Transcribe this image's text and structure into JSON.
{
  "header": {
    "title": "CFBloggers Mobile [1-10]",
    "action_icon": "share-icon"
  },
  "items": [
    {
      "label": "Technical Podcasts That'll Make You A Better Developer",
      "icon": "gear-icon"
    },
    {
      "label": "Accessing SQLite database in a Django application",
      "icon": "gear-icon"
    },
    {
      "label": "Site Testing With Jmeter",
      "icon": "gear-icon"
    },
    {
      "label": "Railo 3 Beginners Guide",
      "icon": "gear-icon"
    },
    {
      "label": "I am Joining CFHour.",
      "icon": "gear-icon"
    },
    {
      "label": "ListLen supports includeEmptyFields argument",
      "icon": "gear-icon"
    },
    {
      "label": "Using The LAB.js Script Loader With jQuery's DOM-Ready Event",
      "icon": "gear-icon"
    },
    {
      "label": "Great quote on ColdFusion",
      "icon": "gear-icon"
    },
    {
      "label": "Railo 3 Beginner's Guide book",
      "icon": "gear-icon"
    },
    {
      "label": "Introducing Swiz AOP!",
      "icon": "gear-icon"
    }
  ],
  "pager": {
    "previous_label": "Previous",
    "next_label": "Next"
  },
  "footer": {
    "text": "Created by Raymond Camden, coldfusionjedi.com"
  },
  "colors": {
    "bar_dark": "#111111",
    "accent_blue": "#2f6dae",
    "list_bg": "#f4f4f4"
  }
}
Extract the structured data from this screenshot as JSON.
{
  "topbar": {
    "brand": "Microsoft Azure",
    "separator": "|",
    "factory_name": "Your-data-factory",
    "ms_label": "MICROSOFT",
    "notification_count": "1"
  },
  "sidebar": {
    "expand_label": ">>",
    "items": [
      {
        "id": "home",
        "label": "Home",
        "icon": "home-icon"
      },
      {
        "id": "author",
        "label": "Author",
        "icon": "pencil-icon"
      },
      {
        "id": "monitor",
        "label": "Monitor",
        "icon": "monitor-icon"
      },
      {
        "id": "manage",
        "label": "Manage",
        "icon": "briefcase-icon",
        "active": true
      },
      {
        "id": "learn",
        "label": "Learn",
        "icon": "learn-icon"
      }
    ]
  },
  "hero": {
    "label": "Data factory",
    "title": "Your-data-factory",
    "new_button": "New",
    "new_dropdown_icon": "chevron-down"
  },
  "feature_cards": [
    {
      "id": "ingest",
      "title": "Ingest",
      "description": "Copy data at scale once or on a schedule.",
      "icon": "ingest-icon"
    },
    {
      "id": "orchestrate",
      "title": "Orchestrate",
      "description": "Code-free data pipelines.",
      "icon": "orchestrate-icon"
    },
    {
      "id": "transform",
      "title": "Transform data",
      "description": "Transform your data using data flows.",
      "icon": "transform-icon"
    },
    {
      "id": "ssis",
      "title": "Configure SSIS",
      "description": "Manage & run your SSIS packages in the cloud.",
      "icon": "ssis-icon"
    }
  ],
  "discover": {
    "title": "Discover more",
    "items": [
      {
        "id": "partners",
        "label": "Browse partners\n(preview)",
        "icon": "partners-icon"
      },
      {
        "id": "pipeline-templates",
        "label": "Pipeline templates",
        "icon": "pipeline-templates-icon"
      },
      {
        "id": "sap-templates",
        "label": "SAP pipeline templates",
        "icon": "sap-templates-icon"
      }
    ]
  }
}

= = =

» **WHAT NEEDS TO BE DONE**
Set down all of the data above, word for word.

» **EXERCISE SOLUTION**
Transcribe this image's text and structure into JSON.
{
  "header": {
    "title": "CFBloggers Mobile [1-10]",
    "action_icon": "share-icon"
  },
  "items": [
    {
      "label": "Technical Podcasts That'll Make You A Better Developer",
      "icon": "gear-icon"
    },
    {
      "label": "Accessing SQLite database in a Django application",
      "icon": "gear-icon"
    },
    {
      "label": "Site Testing With Jmeter",
      "icon": "gear-icon"
    },
    {
      "label": "Railo 3 Beginners Guide",
      "icon": "gear-icon"
    },
    {
      "label": "I am Joining CFHour.",
      "icon": "gear-icon"
    },
    {
      "label": "ListLen supports includeEmptyFields argument",
      "icon": "gear-icon"
    },
    {
      "label": "Using The LAB.js Script Loader With jQuery's DOM-Ready Event",
      "icon": "gear-icon"
    },
    {
      "label": "Great quote on ColdFusion",
      "icon": "gear-icon"
    },
    {
      "label": "Railo 3 Beginner's Guide book",
      "icon": "gear-icon"
    },
    {
      "label": "Introducing Swiz AOP!",
      "icon": "gear-icon"
    }
  ],
  "pager": {
    "previous_label": "Previous",
    "next_label": "Next"
  },
  "footer": {
    "text": "Created by Raymond Camden, coldfusionjedi.com"
  },
  "colors": {
    "bar_dark": "#111111",
    "accent_blue": "#2f6dae",
    "list_bg": "#f4f4f4"
  }
}
Extract the structured data from this screenshot as JSON.
{
  "topbar": {
    "brand": "Microsoft Azure",
    "separator": "|",
    "factory_name": "Your-data-factory",
    "ms_label": "MICROSOFT",
    "notification_count": "1"
  },
  "sidebar": {
    "expand_label": ">>",
    "items": [
      {
        "id": "home",
        "label": "Home",
        "icon": "home-icon"
      },
      {
        "id": "author",
        "label": "Author",
        "icon": "pencil-icon"
      },
      {
        "id": "monitor",
        "label": "Monitor",
        "icon": "monitor-icon"
      },
      {
        "id": "manage",
        "label": "Manage",
        "icon": "briefcase-icon",
        "active": true
      },
      {
        "id": "learn",
        "label": "Learn",
        "icon": "learn-icon"
      }
    ]
  },
  "hero": {
    "label": "Data factory",
    "title": "Your-data-factory",
    "new_button": "New",
    "new_dropdown_icon": "chevron-down"
  },
  "feature_cards": [
    {
      "id": "ingest",
      "title": "Ingest",
      "description": "Copy data at scale once or on a schedule.",
      "icon": "ingest-icon"
    },
    {
      "id": "orchestrate",
      "title": "Orchestrate",
      "description": "Code-free data pipelines.",
      "icon": "orchestrate-icon"
    },
    {
      "id": "transform",
      "title": "Transform data",
      "description": "Transform your data using data flows.",
      "icon": "transform-icon"
    },
    {
      "id": "ssis",
      "title": "Configure SSIS",
      "description": "Manage & run your SSIS packages in the cloud.",
      "icon": "ssis-icon"
    }
  ],
  "discover": {
    "title": "Discover more",
    "items": [
      {
        "id": "partners",
        "label": "Browse partners\n(preview)",
        "icon": "partners-icon"
      },
      {
        "id": "pipeline-templates",
        "label": "Pipeline templates",
        "icon": "pipeline-templates-icon"
      },
      {
        "id": "sap-templates",
        "label": "SAP pipeline templates",
        "icon": "sap-templates-icon"
      }
    ]
  }
}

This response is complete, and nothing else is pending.